- [Brief]:
How would you render this sentence from the transcript on OTT messaging apps into Spanish: "And I think that’s put a lot of pressure on the industry to move to this voice over LTE in the mobile space to bring back the higher quality into the environment."?

- [Page excerpt]:
Mobile messaging traffic is rapidly migrating to over-the-top (OTT) messaging services as consumers around the globe have more and more of their conversations on OTT chat apps such as WhatsApp, Facebook Messenger, and WeChat. HOT TELECOM CTO Steve Heap and Nexmo Director of Strategic Carrier Relations David Vigar provide an insider’s perspective on what this trend means for international telecoms and for businesses whose B2C messaging strategies must adjust.
To read the full transcript, scroll below the video.
The Impact of OTT Apps on International Customer Messaging (Full Transcript)
Glen Kunene, Editor-in-Chief at Nexmo: Okay. So, the last topic I’d like to talk about is sort of the over-the-top players, which the consumer space has seen huge growth around the WeChat apps, and so forth. So I’d like to get your perspective, all the panelists on how the OTT players and chat apps have impacted the industry and what that means for voice versus SMS?
Steve Heap, CTO at HOT TELECOM: I think it’s made a tremendous difference to the international world in the sense that there’s now a lot more international calling, but a lot of it is on these free apps. You know, Skype was maybe one of the first, and many others have developed since.
And so people have got used to, in fact, better quality, using these applications than you would get on the traditional telephony network. And I think that’s put a lot of pressure on the industry to move to this voice over LTE in the mobile space to bring back the higher quality into the environment.

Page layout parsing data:
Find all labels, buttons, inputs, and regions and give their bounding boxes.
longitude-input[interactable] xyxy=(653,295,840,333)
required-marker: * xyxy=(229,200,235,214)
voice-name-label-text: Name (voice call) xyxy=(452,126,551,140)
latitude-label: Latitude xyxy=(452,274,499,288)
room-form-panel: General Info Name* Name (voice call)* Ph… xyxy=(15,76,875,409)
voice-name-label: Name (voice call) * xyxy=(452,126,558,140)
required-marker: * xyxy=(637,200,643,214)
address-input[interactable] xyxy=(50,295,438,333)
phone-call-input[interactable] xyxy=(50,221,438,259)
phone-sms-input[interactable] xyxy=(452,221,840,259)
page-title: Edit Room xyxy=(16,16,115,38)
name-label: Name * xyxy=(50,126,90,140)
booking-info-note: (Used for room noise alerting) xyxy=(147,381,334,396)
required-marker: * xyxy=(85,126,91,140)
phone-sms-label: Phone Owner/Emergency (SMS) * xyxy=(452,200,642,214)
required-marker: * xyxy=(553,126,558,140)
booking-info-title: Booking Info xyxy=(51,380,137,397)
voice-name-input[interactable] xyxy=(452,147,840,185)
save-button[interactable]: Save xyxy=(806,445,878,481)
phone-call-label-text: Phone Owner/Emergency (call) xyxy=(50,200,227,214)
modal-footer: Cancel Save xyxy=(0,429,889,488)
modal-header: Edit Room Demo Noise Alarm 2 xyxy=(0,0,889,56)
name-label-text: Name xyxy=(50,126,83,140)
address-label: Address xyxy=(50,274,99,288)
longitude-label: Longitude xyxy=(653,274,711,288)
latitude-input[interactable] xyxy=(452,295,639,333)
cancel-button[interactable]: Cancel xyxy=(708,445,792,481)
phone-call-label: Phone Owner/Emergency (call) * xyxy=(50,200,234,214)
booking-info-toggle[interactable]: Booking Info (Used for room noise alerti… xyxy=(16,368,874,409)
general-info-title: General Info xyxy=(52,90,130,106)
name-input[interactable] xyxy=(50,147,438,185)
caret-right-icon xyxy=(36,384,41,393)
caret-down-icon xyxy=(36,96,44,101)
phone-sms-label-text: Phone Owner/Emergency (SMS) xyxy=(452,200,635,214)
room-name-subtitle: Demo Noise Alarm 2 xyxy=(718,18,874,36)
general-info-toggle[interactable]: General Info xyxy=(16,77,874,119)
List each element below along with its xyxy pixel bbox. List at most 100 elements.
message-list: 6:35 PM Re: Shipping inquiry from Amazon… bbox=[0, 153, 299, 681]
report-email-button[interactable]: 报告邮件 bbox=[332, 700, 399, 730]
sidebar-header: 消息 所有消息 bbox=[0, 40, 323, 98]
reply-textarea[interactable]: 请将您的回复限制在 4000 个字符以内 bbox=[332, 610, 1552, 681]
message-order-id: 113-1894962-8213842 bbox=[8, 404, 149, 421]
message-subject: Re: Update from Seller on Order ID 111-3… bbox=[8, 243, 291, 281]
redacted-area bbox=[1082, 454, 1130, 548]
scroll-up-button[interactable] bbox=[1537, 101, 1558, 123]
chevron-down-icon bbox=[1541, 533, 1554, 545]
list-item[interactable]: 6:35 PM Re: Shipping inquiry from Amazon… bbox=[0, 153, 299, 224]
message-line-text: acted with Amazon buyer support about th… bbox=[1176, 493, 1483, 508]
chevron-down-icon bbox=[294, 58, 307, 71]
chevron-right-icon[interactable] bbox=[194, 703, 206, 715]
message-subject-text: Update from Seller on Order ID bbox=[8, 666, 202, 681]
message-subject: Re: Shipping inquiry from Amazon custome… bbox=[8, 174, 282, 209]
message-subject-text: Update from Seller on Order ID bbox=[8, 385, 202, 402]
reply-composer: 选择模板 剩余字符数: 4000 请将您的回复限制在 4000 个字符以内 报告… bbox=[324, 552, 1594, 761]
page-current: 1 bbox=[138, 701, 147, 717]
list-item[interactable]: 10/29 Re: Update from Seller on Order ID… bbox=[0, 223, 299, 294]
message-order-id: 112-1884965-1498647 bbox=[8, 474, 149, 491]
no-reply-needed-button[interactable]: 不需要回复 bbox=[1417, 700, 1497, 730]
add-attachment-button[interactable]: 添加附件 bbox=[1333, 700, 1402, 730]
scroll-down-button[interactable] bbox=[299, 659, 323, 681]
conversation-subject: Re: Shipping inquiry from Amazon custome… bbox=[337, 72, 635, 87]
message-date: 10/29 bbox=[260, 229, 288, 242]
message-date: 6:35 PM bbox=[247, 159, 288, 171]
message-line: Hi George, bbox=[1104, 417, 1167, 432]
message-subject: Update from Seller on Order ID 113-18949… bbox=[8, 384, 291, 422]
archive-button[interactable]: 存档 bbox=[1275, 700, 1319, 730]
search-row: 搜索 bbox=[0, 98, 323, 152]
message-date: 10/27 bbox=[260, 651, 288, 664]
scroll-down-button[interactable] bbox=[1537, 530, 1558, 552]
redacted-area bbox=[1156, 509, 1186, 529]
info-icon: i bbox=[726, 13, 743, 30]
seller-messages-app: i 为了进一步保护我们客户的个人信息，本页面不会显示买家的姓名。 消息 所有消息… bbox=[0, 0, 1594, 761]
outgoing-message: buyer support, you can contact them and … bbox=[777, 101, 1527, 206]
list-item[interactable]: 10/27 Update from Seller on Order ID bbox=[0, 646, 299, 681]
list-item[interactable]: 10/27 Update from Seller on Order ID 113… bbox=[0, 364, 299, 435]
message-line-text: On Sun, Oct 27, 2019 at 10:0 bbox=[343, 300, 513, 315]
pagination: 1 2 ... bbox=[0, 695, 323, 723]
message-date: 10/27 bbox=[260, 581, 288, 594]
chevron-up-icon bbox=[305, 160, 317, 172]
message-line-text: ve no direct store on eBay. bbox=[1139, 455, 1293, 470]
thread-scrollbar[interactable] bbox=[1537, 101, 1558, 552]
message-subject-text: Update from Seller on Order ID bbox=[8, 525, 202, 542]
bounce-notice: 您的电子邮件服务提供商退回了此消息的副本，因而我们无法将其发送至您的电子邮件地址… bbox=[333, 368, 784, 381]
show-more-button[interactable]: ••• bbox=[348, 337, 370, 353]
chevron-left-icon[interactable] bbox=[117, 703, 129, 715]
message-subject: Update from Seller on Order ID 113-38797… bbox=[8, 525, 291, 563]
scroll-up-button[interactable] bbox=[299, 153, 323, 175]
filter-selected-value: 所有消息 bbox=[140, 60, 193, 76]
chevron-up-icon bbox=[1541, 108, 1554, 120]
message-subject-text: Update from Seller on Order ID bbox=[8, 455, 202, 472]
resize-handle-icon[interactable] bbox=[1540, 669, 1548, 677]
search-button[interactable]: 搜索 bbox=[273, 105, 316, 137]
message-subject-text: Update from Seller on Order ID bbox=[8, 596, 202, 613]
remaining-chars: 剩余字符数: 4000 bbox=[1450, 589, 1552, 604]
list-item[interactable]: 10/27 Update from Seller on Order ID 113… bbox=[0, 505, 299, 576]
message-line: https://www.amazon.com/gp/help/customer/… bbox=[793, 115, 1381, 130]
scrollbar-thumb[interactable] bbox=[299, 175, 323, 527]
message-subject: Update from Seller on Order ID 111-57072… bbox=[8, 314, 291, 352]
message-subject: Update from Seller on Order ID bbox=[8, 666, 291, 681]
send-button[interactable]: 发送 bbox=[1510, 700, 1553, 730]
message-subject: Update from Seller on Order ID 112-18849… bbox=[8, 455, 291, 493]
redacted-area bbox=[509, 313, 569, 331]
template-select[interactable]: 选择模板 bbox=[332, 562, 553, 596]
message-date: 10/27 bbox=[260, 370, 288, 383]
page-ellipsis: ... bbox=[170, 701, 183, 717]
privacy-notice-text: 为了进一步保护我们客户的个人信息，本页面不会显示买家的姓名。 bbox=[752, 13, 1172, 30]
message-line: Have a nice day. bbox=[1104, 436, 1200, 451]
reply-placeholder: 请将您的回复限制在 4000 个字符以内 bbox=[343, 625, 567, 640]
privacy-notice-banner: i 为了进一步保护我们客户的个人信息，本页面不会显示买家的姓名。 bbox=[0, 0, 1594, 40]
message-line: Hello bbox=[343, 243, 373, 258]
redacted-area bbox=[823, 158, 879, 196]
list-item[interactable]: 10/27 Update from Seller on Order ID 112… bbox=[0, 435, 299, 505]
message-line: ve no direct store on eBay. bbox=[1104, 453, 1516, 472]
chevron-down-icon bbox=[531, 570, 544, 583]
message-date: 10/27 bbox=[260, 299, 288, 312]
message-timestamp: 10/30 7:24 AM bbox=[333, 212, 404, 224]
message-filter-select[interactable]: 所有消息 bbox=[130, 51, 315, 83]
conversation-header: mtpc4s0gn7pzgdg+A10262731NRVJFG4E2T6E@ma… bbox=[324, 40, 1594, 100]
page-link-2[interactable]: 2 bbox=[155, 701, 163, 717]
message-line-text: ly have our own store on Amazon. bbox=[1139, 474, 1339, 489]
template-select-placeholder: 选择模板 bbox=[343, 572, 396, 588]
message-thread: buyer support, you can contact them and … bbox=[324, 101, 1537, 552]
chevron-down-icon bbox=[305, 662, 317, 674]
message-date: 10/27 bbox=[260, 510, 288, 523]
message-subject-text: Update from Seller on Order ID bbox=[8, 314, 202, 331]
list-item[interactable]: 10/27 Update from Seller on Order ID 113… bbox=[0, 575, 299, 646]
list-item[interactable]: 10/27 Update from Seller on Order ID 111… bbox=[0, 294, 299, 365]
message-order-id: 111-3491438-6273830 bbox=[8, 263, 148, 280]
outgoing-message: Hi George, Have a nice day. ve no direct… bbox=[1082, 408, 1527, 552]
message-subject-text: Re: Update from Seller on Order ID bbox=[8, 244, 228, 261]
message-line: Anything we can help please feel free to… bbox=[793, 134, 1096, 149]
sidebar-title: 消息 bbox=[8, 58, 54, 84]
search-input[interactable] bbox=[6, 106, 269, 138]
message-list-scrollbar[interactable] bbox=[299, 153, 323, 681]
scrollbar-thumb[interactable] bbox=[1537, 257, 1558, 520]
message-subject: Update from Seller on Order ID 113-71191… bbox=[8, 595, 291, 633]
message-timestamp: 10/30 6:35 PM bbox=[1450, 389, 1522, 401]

- [Exercise result]:
Y creo que eso ha ejercido mucha presión sobre la industria para que adopte la voz sobre LTE en el ámbito móvil y así recuperar una mayor calidad en el entorno.